# [WHAT YOU ARE ASKED TO DO]
The lines to be extracted begin at the line containing "Convert this screenshot" and end at the last line of the data below; copy them exactly and leave out the pictures.

# [Extracts from a graphics dataset]
·····

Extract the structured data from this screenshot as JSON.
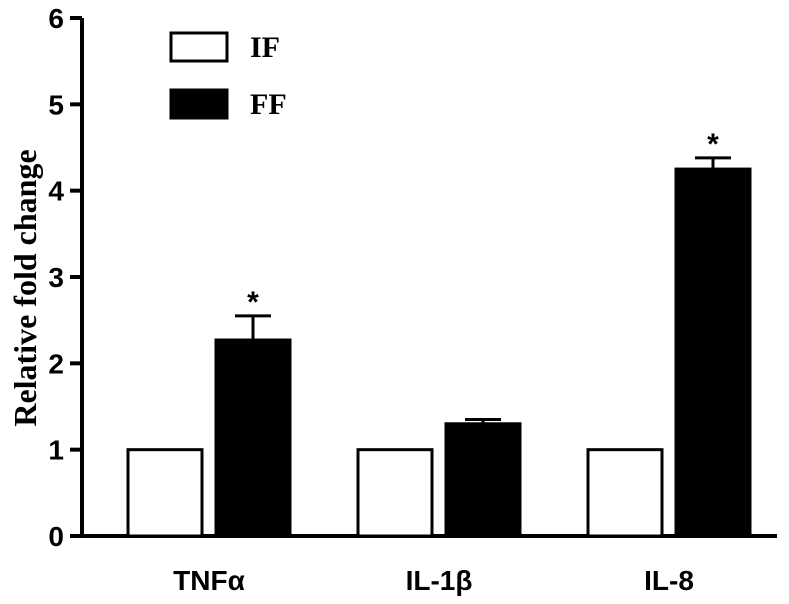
{
  "chart_data": {
    "type": "bar",
    "categories": [
      "TNFα",
      "IL-1β",
      "IL-8"
    ],
    "series": [
      {
        "name": "IF",
        "values": [
          1.0,
          1.0,
          1.0
        ],
        "errors": [
          0,
          0,
          0
        ],
        "fill": "#ffffff",
        "stroke": "#000000"
      },
      {
        "name": "FF",
        "values": [
          2.27,
          1.3,
          4.25
        ],
        "errors": [
          0.28,
          0.05,
          0.13
        ],
        "fill": "#000000",
        "stroke": "#000000"
      }
    ],
    "significance": [
      "*",
      "",
      "*"
    ],
    "ylabel": "Relative fold change",
    "xlabel": "",
    "ylim": [
      0,
      6
    ],
    "yticks": [
      "0",
      "1",
      "2",
      "3",
      "4",
      "5",
      "6"
    ],
    "grid": false,
    "legend_position": "top-left"
  }
}
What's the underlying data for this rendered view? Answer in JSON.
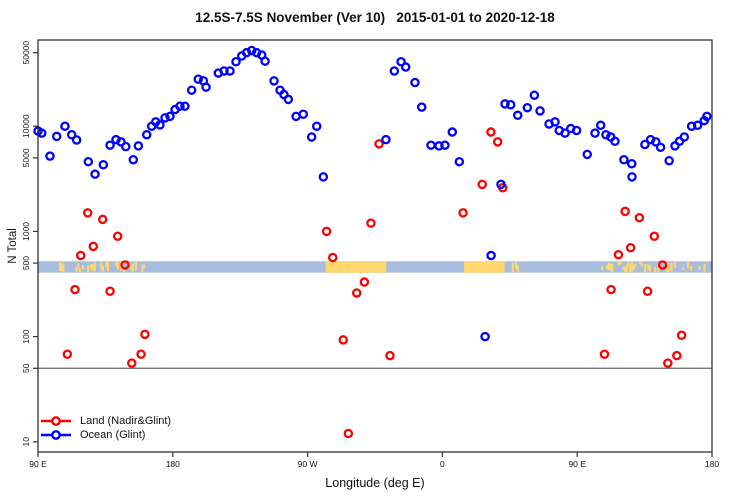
{
  "chart_data": {
    "type": "scatter",
    "title": "12.5S-7.5S November (Ver 10)   2015-01-01 to 2020-12-18",
    "xlabel": "Longitude (deg E)",
    "ylabel": "N Total",
    "x_domain": [
      90,
      540
    ],
    "x_ticks": [
      {
        "value": 90,
        "label": "90 E"
      },
      {
        "value": 180,
        "label": "180"
      },
      {
        "value": 270,
        "label": "90 W"
      },
      {
        "value": 360,
        "label": "0"
      },
      {
        "value": 450,
        "label": "90 E"
      },
      {
        "value": 540,
        "label": "180"
      }
    ],
    "y_log": true,
    "y_domain": [
      8,
      66000
    ],
    "y_ticks": [
      50000,
      10000,
      5000,
      1000,
      500,
      100,
      50,
      10
    ],
    "reference_line_y": 50,
    "grid": "off",
    "legend_position": "bottom-left",
    "map_band": {
      "value_range": [
        405,
        520
      ],
      "ocean_color": "#a8bdde",
      "land_color": "#ffd76e",
      "land_patches_deg": [
        [
          282,
          322.5
        ],
        [
          374.5,
          401.5
        ]
      ],
      "speckle_ranges_deg": [
        [
          104,
          161
        ],
        [
          403,
          411
        ],
        [
          466,
          505
        ],
        [
          509,
          537
        ]
      ]
    },
    "series": [
      {
        "name": "Land (Nadir&Glint)",
        "color": "#ff0000",
        "points": [
          [
            109.6,
            68
          ],
          [
            114.7,
            280
          ],
          [
            118.5,
            590
          ],
          [
            123.2,
            1500
          ],
          [
            126.9,
            720
          ],
          [
            133.2,
            1300
          ],
          [
            138.1,
            270
          ],
          [
            143.2,
            900
          ],
          [
            148.1,
            480
          ],
          [
            152.6,
            56
          ],
          [
            158.8,
            68
          ],
          [
            161.4,
            105
          ],
          [
            282.7,
            1000
          ],
          [
            286.8,
            565
          ],
          [
            293.8,
            93
          ],
          [
            297.2,
            12
          ],
          [
            302.8,
            260
          ],
          [
            307.9,
            330
          ],
          [
            312.3,
            1200
          ],
          [
            317.7,
            6800
          ],
          [
            325.0,
            66
          ],
          [
            373.8,
            1500
          ],
          [
            386.6,
            2800
          ],
          [
            392.4,
            8800
          ],
          [
            396.9,
            7100
          ],
          [
            400.3,
            2600
          ],
          [
            468.2,
            68
          ],
          [
            472.6,
            280
          ],
          [
            477.5,
            600
          ],
          [
            482.0,
            1550
          ],
          [
            485.7,
            700
          ],
          [
            491.5,
            1350
          ],
          [
            497.0,
            270
          ],
          [
            501.5,
            900
          ],
          [
            507.0,
            480
          ],
          [
            510.5,
            56
          ],
          [
            516.5,
            66
          ],
          [
            519.7,
            103
          ]
        ]
      },
      {
        "name": "Ocean (Glint)",
        "color": "#0000ff",
        "points": [
          [
            90,
            9000
          ],
          [
            92.5,
            8600
          ],
          [
            98,
            5200
          ],
          [
            102.5,
            8000
          ],
          [
            108,
            10000
          ],
          [
            112.5,
            8300
          ],
          [
            115.8,
            7400
          ],
          [
            123.6,
            4600
          ],
          [
            128.1,
            3500
          ],
          [
            133.6,
            4300
          ],
          [
            138.1,
            6600
          ],
          [
            142.1,
            7450
          ],
          [
            145.4,
            7100
          ],
          [
            148.6,
            6400
          ],
          [
            153.6,
            4800
          ],
          [
            157,
            6500
          ],
          [
            162.6,
            8300
          ],
          [
            165.9,
            10000
          ],
          [
            168.6,
            11000
          ],
          [
            171.4,
            10300
          ],
          [
            174.8,
            12000
          ],
          [
            178.1,
            12400
          ],
          [
            181.5,
            14400
          ],
          [
            184.8,
            15500
          ],
          [
            188.1,
            15500
          ],
          [
            192.6,
            22000
          ],
          [
            197,
            28000
          ],
          [
            200.4,
            27000
          ],
          [
            202.2,
            23500
          ],
          [
            210.4,
            32000
          ],
          [
            214.2,
            33500
          ],
          [
            218.2,
            33500
          ],
          [
            222.2,
            41000
          ],
          [
            226,
            46500
          ],
          [
            229.3,
            50000
          ],
          [
            232.7,
            52500
          ],
          [
            236,
            50000
          ],
          [
            239.4,
            47500
          ],
          [
            241.6,
            41500
          ],
          [
            247.6,
            27000
          ],
          [
            251.6,
            22000
          ],
          [
            254.2,
            20000
          ],
          [
            257.1,
            18000
          ],
          [
            262.3,
            12400
          ],
          [
            267.1,
            13000
          ],
          [
            272.7,
            7900
          ],
          [
            276.1,
            10000
          ],
          [
            280.5,
            3300
          ],
          [
            322.3,
            7450
          ],
          [
            327.9,
            33500
          ],
          [
            332.4,
            41000
          ],
          [
            335.5,
            36500
          ],
          [
            341.7,
            26000
          ],
          [
            346.2,
            15200
          ],
          [
            352.4,
            6600
          ],
          [
            357.7,
            6500
          ],
          [
            361.7,
            6600
          ],
          [
            366.6,
            8800
          ],
          [
            371.3,
            4600
          ],
          [
            388.5,
            100
          ],
          [
            392.5,
            590
          ],
          [
            399.1,
            2800
          ],
          [
            401.8,
            16300
          ],
          [
            405.6,
            16000
          ],
          [
            410.3,
            12700
          ],
          [
            416.7,
            15000
          ],
          [
            421.4,
            19700
          ],
          [
            425.2,
            14000
          ],
          [
            431.2,
            10500
          ],
          [
            435.2,
            11000
          ],
          [
            438,
            9100
          ],
          [
            441.9,
            8600
          ],
          [
            445.7,
            9500
          ],
          [
            449.6,
            9100
          ],
          [
            456.7,
            5400
          ],
          [
            461.9,
            8600
          ],
          [
            465.7,
            10200
          ],
          [
            469.2,
            8300
          ],
          [
            472.4,
            7900
          ],
          [
            475.2,
            7200
          ],
          [
            481.2,
            4800
          ],
          [
            486.4,
            4400
          ],
          [
            486.6,
            3300
          ],
          [
            495.2,
            6700
          ],
          [
            499,
            7450
          ],
          [
            502.5,
            7100
          ],
          [
            505.7,
            6300
          ],
          [
            511.4,
            4700
          ],
          [
            515.3,
            6500
          ],
          [
            518.3,
            7200
          ],
          [
            521.5,
            7900
          ],
          [
            526.4,
            10000
          ],
          [
            530.4,
            10200
          ],
          [
            534.8,
            11300
          ],
          [
            536.6,
            12400
          ]
        ]
      }
    ]
  }
}
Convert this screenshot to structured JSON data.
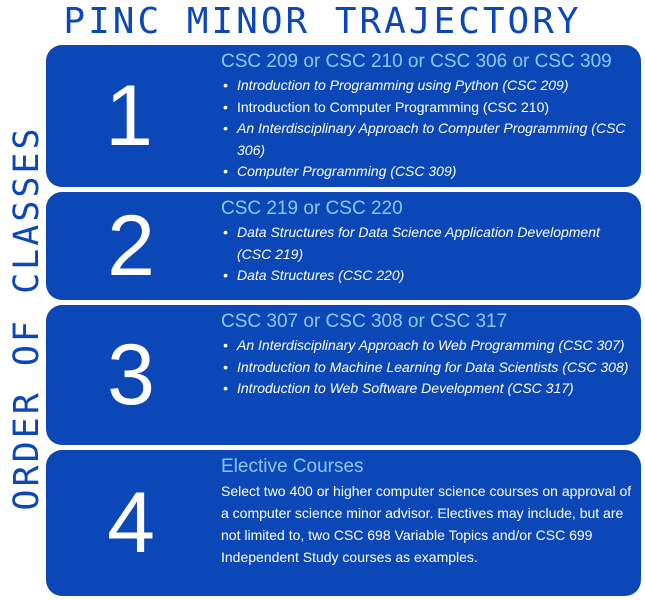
{
  "title": "PINC MINOR TRAJECTORY",
  "side_label": "ORDER OF CLASSES",
  "steps": [
    {
      "number": "1",
      "heading": "CSC 209 or CSC 210 or CSC 306 or CSC 309",
      "items": [
        "Introduction to Programming using Python (CSC 209)",
        "Introduction to Computer Programming (CSC 210)",
        "An Interdisciplinary Approach to Computer Programming (CSC 306)",
        "Computer Programming (CSC 309)"
      ]
    },
    {
      "number": "2",
      "heading": "CSC 219 or CSC 220",
      "items": [
        "Data Structures for Data Science Application Development (CSC 219)",
        "Data Structures (CSC 220)"
      ]
    },
    {
      "number": "3",
      "heading": "CSC 307 or CSC 308 or CSC 317",
      "items": [
        "An Interdisciplinary Approach to Web Programming (CSC 307)",
        "Introduction to Machine Learning for Data Scientists (CSC 308)",
        "Introduction to Web Software Development (CSC 317)"
      ]
    },
    {
      "number": "4",
      "heading": "Elective Courses",
      "description": "Select two 400 or higher computer science courses on approval of a computer science minor advisor. Electives may include, but are not limited to, two CSC 698 Variable Topics and/or CSC 699 Independent Study courses as examples."
    }
  ],
  "colors": {
    "primary": "#0b47b6",
    "heading": "#8ec7f6",
    "text": "#ffffff",
    "background": "#ffffff"
  }
}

·····

# [CORRECT RESULT]
Convert this screenshot to structured JSON data.
{
  "title": "PINC MINOR TRAJECTORY",
  "side_label": "ORDER OF CLASSES",
  "steps": [
    {
      "number": "1",
      "heading": "CSC 209 or CSC 210 or CSC 306 or CSC 309",
      "items": [
        "Introduction to Programming using Python (CSC 209)",
        "Introduction to Computer Programming (CSC 210)",
        "An Interdisciplinary Approach to Computer Programming (CSC 306)",
        "Computer Programming (CSC 309)"
      ]
    },
    {
      "number": "2",
      "heading": "CSC 219 or CSC 220",
      "items": [
        "Data Structures for Data Science Application Development (CSC 219)",
        "Data Structures (CSC 220)"
      ]
    },
    {
      "number": "3",
      "heading": "CSC 307 or CSC 308 or CSC 317",
      "items": [
        "An Interdisciplinary Approach to Web Programming (CSC 307)",
        "Introduction to Machine Learning for Data Scientists (CSC 308)",
        "Introduction to Web Software Development (CSC 317)"
      ]
    },
    {
      "number": "4",
      "heading": "Elective Courses",
      "description": "Select two 400 or higher computer science courses on approval of a computer science minor advisor. Electives may include, but are not limited to, two CSC 698 Variable Topics and/or CSC 699 Independent Study courses as examples."
    }
  ],
  "colors": {
    "primary": "#0b47b6",
    "heading": "#8ec7f6",
    "text": "#ffffff",
    "background": "#ffffff"
  }
}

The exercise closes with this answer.